## Written request
From the entries below, copy every line holding the word "public".
==== Provided information
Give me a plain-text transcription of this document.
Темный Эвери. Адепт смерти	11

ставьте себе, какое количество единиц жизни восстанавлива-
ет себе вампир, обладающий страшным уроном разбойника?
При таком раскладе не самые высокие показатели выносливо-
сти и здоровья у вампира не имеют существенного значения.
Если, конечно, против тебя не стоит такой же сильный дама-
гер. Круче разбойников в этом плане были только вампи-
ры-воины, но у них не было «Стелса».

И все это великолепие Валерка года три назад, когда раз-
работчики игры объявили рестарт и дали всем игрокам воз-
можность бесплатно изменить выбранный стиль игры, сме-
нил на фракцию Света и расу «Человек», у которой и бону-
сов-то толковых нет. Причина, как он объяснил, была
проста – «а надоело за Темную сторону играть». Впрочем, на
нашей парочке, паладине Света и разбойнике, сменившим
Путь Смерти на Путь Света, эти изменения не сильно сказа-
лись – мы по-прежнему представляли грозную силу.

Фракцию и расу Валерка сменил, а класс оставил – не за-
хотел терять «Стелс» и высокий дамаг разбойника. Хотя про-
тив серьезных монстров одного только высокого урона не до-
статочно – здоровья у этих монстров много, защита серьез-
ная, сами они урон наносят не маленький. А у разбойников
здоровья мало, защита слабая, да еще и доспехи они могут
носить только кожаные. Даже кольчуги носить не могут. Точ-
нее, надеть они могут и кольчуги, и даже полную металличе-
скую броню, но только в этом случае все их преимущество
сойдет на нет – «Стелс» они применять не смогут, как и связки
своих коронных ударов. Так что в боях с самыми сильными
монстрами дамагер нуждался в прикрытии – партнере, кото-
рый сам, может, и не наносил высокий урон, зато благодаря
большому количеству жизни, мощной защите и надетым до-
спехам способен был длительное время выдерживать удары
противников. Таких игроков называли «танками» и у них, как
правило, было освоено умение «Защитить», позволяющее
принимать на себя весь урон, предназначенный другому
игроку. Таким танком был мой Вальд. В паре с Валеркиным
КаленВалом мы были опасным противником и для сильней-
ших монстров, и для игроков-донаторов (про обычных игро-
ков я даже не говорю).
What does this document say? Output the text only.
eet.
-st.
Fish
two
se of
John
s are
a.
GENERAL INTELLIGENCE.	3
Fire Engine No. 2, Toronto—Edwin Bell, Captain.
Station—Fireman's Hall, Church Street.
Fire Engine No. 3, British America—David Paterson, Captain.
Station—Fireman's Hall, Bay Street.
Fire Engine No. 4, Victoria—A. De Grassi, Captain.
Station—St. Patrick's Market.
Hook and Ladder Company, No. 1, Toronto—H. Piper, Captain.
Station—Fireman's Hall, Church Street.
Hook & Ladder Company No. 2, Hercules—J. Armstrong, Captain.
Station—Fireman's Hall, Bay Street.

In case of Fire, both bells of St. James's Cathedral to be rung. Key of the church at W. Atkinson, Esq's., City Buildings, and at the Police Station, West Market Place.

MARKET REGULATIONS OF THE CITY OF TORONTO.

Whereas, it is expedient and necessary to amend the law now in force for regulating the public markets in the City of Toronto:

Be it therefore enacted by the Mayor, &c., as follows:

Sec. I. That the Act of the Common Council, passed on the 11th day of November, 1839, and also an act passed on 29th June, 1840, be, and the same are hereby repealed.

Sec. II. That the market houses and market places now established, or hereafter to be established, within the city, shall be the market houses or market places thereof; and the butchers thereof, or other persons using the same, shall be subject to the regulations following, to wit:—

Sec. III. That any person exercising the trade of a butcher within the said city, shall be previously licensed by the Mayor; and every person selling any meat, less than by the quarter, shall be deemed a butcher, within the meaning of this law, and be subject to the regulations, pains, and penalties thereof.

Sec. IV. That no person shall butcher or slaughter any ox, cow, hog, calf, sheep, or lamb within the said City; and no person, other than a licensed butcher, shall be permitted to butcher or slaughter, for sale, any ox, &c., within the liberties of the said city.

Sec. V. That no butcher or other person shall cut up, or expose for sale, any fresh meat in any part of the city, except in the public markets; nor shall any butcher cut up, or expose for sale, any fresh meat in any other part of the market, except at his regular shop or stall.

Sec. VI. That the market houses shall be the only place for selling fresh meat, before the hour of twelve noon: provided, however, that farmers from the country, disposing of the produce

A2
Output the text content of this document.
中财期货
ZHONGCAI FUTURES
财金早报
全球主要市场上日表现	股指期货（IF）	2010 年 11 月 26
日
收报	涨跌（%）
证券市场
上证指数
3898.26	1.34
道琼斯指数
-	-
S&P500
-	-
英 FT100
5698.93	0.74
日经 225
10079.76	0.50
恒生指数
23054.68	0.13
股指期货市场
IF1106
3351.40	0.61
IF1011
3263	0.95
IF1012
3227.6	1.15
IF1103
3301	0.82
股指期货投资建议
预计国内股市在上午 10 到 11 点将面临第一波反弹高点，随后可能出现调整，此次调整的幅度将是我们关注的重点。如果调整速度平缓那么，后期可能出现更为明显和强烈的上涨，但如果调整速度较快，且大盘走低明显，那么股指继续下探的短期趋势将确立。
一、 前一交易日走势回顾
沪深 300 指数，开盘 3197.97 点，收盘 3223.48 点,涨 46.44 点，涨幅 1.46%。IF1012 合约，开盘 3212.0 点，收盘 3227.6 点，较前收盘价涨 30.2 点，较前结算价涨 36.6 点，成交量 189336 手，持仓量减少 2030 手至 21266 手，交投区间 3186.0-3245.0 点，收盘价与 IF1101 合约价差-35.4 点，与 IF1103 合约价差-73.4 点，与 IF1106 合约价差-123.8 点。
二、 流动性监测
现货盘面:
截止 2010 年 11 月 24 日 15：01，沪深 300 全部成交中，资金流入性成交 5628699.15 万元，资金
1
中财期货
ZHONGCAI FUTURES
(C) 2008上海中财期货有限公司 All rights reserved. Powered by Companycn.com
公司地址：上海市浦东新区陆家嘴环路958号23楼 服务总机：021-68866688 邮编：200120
========
## Final answer
Whereas, it is expedient and necessary to amend the law now in force for regulating the public markets in the City of Toronto:
Sec. V. That no butcher or other person shall cut up, or expose for sale, any fresh meat in any part of the city, except in the public markets; nor shall any butcher cut up, or expose for sale, any fresh meat in any other part of the market, except at his regular shop or stall.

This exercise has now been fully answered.